* [The request]:
Which lines in the material below contain the word "Wind"? Copy each of them.

* [Record set]:

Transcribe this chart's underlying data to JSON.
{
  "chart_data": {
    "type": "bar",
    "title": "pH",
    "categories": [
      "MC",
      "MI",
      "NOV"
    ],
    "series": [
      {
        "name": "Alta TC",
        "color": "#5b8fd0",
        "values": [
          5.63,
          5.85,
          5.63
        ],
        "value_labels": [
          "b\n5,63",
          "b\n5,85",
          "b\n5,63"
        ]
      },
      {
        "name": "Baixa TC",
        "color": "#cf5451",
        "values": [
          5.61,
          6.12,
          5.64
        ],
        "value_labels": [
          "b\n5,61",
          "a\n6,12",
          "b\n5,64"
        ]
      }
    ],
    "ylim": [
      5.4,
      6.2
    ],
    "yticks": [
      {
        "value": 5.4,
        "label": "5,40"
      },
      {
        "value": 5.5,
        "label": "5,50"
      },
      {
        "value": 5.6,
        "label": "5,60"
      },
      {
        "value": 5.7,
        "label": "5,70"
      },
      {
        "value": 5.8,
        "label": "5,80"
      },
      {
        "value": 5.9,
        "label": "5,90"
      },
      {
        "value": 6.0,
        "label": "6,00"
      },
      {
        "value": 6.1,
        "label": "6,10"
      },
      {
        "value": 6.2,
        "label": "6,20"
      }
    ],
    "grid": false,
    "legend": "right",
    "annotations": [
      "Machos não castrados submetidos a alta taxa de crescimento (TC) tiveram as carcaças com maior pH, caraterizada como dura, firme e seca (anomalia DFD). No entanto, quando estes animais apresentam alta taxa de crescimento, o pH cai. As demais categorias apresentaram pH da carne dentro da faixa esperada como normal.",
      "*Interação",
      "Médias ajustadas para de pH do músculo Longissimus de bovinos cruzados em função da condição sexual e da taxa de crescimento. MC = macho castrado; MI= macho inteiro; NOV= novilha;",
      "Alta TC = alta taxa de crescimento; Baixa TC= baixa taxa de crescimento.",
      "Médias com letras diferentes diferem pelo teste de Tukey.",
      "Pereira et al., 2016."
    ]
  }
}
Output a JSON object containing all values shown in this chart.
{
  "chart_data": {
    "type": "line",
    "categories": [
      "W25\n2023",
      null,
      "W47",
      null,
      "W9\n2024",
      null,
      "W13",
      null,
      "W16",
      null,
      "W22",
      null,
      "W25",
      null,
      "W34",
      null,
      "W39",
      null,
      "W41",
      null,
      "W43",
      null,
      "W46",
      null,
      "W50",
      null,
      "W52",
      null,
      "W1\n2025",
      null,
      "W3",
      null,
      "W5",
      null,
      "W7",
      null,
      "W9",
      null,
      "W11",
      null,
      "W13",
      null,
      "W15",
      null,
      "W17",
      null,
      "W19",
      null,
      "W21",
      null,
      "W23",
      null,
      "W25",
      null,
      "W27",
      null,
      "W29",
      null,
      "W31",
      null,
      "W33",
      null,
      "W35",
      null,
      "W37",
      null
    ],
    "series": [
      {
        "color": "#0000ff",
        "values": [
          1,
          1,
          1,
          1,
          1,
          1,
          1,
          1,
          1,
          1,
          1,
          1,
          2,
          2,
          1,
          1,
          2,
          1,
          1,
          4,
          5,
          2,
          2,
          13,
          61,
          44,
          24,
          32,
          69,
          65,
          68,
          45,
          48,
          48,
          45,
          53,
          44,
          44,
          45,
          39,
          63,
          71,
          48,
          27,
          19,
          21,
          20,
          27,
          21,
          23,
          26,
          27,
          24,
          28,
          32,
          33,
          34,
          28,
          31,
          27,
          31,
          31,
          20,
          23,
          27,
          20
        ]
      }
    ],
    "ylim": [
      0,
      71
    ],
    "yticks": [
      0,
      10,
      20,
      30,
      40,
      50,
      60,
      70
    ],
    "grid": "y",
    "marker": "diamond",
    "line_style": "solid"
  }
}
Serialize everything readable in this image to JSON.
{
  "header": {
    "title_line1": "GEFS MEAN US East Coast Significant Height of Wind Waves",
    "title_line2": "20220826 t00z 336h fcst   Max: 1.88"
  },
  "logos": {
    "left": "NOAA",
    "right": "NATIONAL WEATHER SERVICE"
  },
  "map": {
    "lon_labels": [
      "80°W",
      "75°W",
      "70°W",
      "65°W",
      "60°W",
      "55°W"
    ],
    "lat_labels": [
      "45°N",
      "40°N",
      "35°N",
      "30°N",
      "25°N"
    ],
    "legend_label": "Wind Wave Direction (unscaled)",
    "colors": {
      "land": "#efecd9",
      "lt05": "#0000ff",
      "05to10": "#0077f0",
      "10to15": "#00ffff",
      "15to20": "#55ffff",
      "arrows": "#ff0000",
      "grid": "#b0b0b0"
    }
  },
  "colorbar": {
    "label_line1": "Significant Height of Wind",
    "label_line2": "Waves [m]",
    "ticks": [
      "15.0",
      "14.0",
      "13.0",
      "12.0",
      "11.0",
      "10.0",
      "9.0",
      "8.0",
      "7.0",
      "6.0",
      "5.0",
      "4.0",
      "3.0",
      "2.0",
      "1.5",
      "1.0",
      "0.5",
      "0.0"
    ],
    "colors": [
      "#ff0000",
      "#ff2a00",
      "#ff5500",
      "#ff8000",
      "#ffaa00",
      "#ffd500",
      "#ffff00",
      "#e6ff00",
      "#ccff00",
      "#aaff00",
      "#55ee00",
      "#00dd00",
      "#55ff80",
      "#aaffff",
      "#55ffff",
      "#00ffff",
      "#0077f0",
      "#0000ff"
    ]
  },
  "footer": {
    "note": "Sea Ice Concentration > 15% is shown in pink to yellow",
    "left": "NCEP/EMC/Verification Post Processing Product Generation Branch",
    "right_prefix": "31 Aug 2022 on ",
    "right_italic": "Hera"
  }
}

* [Worked solution]:
    "title_line1": "GEFS MEAN US East Coast Significant Height of Wind Waves",
    "legend_label": "Wind Wave Direction (unscaled)",
    "label_line1": "Significant Height of Wind",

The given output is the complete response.